- [Available data]
══════════

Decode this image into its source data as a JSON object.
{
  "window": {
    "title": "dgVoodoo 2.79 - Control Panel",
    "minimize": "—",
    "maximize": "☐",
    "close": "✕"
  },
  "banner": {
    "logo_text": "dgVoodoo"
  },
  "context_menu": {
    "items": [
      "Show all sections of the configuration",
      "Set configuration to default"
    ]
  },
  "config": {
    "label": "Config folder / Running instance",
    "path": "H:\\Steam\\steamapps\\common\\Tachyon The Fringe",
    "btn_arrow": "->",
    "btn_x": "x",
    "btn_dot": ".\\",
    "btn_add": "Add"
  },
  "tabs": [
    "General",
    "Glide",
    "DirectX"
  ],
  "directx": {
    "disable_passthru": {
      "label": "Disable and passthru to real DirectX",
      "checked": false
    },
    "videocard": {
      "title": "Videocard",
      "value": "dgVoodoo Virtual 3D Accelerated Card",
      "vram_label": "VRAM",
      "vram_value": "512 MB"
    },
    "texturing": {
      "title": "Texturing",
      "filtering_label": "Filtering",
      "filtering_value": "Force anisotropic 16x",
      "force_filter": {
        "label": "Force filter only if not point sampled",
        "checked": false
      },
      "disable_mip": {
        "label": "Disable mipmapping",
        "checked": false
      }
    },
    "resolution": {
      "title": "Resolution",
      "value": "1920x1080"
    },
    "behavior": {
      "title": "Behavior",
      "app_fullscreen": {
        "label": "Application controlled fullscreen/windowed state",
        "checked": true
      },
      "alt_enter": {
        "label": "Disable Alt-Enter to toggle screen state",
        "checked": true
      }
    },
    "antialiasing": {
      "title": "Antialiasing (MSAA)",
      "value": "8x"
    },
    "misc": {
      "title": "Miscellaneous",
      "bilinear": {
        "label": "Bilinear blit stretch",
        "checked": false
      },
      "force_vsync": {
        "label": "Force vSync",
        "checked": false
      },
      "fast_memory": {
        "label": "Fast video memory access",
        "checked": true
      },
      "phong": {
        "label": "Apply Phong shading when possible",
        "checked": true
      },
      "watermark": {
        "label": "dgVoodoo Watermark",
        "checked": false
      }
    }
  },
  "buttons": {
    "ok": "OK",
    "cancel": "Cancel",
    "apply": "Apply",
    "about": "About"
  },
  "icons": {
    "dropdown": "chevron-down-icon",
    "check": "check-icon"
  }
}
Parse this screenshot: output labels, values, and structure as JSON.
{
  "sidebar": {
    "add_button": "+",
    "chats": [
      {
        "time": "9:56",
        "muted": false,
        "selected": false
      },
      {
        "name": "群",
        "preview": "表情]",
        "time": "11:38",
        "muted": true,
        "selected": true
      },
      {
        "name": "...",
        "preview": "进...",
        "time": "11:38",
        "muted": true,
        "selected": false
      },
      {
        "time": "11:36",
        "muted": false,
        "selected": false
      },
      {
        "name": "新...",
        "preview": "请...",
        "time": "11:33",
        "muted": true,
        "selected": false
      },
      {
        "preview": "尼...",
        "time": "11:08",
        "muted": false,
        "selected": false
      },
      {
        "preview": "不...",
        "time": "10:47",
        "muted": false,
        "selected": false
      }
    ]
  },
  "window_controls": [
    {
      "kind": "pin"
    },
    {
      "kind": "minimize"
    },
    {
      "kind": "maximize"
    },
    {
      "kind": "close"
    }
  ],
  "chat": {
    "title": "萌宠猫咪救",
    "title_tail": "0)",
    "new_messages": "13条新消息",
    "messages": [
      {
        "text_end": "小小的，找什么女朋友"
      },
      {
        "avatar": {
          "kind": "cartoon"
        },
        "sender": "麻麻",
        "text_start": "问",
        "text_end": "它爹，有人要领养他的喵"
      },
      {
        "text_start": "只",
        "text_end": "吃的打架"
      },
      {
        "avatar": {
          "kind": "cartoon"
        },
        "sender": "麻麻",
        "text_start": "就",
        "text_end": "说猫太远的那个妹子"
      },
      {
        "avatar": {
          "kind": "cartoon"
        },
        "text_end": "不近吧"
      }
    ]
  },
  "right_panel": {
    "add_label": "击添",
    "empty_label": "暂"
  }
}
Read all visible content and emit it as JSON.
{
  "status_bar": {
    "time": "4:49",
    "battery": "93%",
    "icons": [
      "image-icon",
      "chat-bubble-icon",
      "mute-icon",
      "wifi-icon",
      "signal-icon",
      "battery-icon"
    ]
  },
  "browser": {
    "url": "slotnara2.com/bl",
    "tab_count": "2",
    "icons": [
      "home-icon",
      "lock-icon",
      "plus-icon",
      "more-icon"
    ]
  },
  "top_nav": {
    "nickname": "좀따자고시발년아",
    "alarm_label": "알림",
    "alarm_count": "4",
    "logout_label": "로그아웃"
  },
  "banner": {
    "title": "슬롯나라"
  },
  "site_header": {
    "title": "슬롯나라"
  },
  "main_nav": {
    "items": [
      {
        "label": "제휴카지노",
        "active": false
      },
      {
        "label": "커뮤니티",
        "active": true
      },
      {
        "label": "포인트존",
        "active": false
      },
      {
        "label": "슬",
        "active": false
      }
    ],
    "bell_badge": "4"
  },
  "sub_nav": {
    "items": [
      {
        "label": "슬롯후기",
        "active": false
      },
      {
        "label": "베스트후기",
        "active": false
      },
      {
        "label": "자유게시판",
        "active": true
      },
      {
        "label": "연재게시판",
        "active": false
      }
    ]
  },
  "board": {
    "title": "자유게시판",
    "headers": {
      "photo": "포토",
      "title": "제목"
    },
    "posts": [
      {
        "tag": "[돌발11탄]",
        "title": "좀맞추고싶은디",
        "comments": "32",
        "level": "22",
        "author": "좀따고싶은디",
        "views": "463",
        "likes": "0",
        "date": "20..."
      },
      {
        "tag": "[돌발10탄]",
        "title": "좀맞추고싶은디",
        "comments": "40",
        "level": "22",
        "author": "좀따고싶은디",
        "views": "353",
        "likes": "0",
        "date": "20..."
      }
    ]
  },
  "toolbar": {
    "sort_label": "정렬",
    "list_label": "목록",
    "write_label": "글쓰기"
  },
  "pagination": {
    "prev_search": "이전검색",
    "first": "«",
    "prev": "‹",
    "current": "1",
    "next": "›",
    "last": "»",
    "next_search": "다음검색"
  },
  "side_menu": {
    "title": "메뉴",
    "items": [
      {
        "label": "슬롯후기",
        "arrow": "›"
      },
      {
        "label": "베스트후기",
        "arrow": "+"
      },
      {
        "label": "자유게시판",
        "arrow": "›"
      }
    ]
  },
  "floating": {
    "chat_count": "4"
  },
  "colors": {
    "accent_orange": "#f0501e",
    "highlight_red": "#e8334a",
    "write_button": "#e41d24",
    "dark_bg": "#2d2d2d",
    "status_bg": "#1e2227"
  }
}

══════════

- [Required work] From the material above, gather all lines that include the string "dgVoodoo" and copy them.

- [Output of the exercise]
    "title": "dgVoodoo 2.79 - Control Panel",
    "logo_text": "dgVoodoo"
      "value": "dgVoodoo Virtual 3D Accelerated Card",
        "label": "dgVoodoo Watermark",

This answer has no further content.